Information given
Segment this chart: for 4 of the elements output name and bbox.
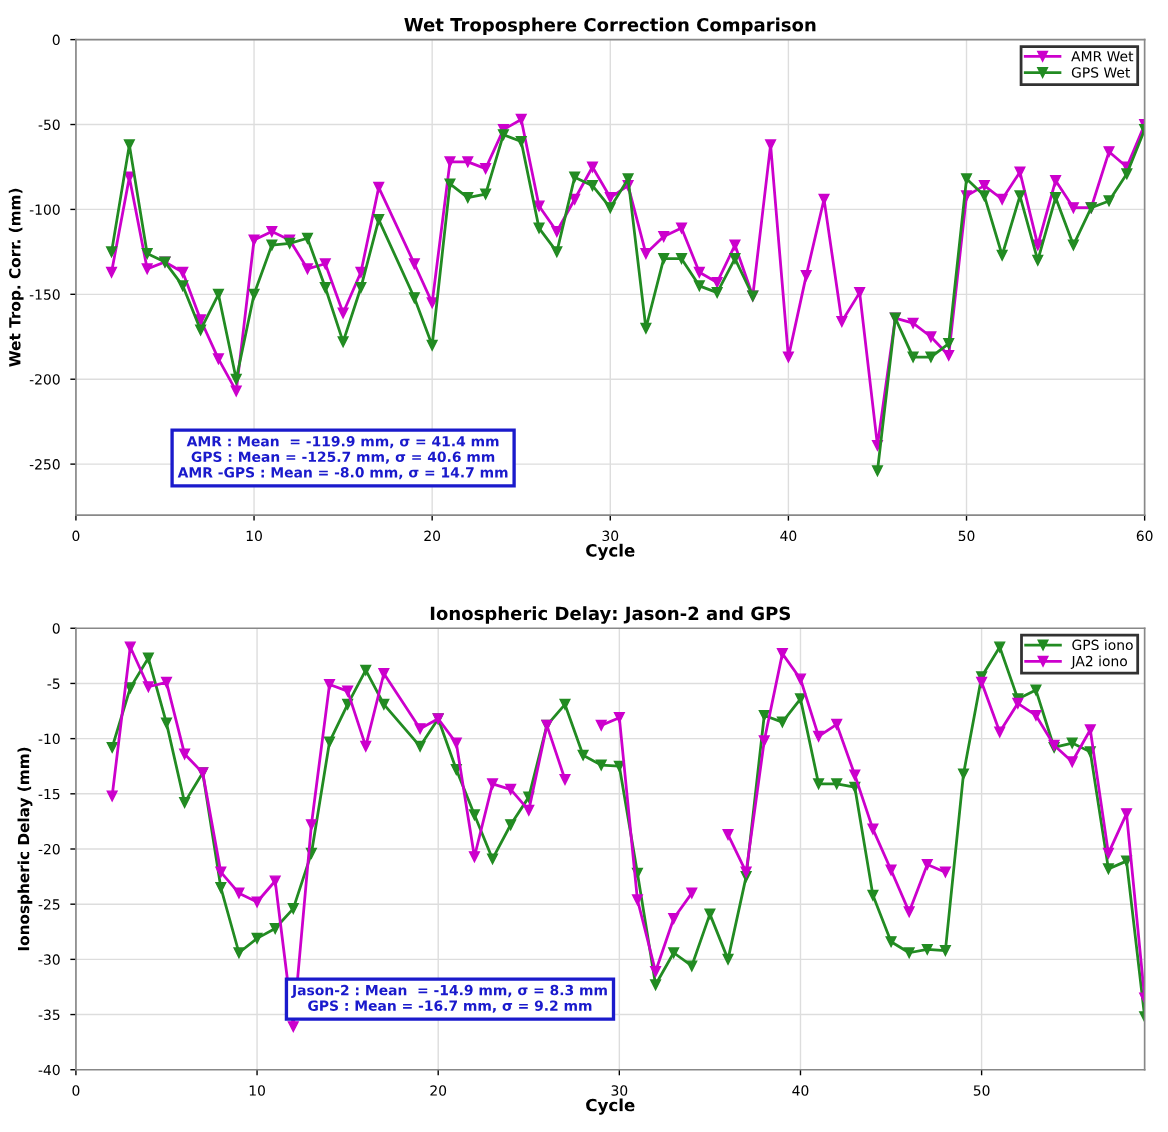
chart-title: Ionospheric Delay: Jason-2 and GPS (430, 606, 791, 624)
x-axis-title: Cycle (586, 1098, 635, 1115)
chart-title: Wet Troposphere Correction Comparison (404, 17, 816, 36)
x-axis-title: Cycle (586, 543, 635, 561)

Exercise description
Update the records by changing "bbox" to "bounding box" and leaving everything else the same. Don't include the pictures.

Answer for the task
Segment this chart: for 4 of the elements output name and bounding box.
chart-title: Ionospheric Delay: Jason-2 and GPS (430, 606, 791, 624)
x-axis-title: Cycle (586, 1098, 635, 1115)
chart-title: Wet Troposphere Correction Comparison (404, 17, 816, 36)
x-axis-title: Cycle (586, 543, 635, 561)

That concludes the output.